>> BEGIN DATA FOR THE TASK
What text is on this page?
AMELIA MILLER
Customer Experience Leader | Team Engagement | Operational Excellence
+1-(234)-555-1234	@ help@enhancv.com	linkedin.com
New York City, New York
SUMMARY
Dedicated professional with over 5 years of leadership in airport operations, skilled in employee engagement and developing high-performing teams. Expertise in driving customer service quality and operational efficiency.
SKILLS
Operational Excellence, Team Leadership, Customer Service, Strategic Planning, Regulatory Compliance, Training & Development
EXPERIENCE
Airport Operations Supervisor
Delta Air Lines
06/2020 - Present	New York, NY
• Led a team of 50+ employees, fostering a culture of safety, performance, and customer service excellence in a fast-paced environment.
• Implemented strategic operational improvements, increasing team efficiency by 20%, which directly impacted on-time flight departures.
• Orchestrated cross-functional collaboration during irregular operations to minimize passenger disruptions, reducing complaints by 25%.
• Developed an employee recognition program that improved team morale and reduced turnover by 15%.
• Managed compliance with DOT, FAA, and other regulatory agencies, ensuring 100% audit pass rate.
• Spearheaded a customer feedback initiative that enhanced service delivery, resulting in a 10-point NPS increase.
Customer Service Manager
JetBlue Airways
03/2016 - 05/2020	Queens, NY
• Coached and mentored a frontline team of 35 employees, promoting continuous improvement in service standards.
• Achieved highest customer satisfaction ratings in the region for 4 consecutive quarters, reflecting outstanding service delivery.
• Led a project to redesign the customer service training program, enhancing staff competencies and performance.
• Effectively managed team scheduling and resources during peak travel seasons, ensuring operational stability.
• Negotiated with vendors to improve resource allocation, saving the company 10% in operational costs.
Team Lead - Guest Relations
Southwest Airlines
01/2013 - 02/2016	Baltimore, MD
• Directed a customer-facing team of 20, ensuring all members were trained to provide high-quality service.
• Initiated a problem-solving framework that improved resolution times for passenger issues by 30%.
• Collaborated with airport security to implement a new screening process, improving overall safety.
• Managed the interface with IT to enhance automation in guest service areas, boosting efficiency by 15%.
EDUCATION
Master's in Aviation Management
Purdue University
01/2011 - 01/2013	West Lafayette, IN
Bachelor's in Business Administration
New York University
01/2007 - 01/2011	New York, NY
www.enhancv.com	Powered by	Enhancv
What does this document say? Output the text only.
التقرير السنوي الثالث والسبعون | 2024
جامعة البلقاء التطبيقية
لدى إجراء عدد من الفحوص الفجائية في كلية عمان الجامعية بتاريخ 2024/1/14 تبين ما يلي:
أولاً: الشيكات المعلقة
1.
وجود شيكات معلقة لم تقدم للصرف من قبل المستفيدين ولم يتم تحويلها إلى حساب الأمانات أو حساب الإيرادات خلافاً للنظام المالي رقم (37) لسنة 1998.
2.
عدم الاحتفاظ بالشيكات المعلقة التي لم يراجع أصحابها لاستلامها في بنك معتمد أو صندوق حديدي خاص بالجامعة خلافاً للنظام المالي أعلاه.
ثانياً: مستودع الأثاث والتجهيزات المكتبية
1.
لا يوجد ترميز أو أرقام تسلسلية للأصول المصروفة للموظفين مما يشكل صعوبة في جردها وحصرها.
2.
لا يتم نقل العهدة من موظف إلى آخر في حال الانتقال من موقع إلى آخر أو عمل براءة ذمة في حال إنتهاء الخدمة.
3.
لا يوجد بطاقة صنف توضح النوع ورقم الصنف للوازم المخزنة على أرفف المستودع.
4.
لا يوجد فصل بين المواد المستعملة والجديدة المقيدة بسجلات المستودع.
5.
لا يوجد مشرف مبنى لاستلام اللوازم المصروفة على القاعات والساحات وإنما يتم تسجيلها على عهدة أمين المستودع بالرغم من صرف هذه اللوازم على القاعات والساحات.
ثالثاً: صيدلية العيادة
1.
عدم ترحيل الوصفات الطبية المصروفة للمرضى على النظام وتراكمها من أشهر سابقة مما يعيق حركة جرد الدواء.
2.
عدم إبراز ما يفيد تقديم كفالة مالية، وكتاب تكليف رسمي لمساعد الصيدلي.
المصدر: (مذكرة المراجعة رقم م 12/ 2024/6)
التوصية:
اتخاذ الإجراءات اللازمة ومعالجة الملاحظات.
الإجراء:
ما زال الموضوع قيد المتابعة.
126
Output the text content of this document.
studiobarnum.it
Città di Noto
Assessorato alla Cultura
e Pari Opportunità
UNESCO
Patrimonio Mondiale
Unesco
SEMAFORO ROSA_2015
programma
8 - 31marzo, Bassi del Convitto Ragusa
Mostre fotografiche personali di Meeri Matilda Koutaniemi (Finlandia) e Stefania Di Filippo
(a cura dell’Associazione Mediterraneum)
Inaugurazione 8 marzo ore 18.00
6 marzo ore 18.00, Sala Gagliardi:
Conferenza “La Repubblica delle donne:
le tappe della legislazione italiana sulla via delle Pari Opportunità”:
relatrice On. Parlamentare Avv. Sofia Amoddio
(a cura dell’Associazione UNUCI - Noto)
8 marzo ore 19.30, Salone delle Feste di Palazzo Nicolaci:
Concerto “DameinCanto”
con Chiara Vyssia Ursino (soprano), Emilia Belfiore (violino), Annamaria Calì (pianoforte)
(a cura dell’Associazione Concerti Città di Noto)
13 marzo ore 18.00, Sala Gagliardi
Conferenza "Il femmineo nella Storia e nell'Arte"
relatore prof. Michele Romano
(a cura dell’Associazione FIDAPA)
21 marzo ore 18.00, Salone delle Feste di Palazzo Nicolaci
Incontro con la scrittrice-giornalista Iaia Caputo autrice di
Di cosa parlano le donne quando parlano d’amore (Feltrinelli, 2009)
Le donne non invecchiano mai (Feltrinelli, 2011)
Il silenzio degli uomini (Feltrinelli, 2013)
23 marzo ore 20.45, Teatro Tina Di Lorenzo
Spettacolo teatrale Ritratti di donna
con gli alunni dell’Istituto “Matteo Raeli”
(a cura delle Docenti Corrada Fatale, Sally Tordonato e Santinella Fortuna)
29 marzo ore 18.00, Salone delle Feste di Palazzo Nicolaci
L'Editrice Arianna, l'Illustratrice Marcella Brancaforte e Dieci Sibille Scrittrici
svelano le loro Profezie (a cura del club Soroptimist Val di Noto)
>> END DATA FOR THE TASK
— REQUEST —
Search the lines above for the string "ensuring", then show every one that has it.

— WRITTEN SOLUTION —
• Managed compliance with DOT, FAA, and other regulatory agencies, ensuring 100% audit pass rate.
• Effectively managed team scheduling and resources during peak travel seasons, ensuring operational stability.
• Directed a customer-facing team of 20, ensuring all members were trained to provide high-quality service.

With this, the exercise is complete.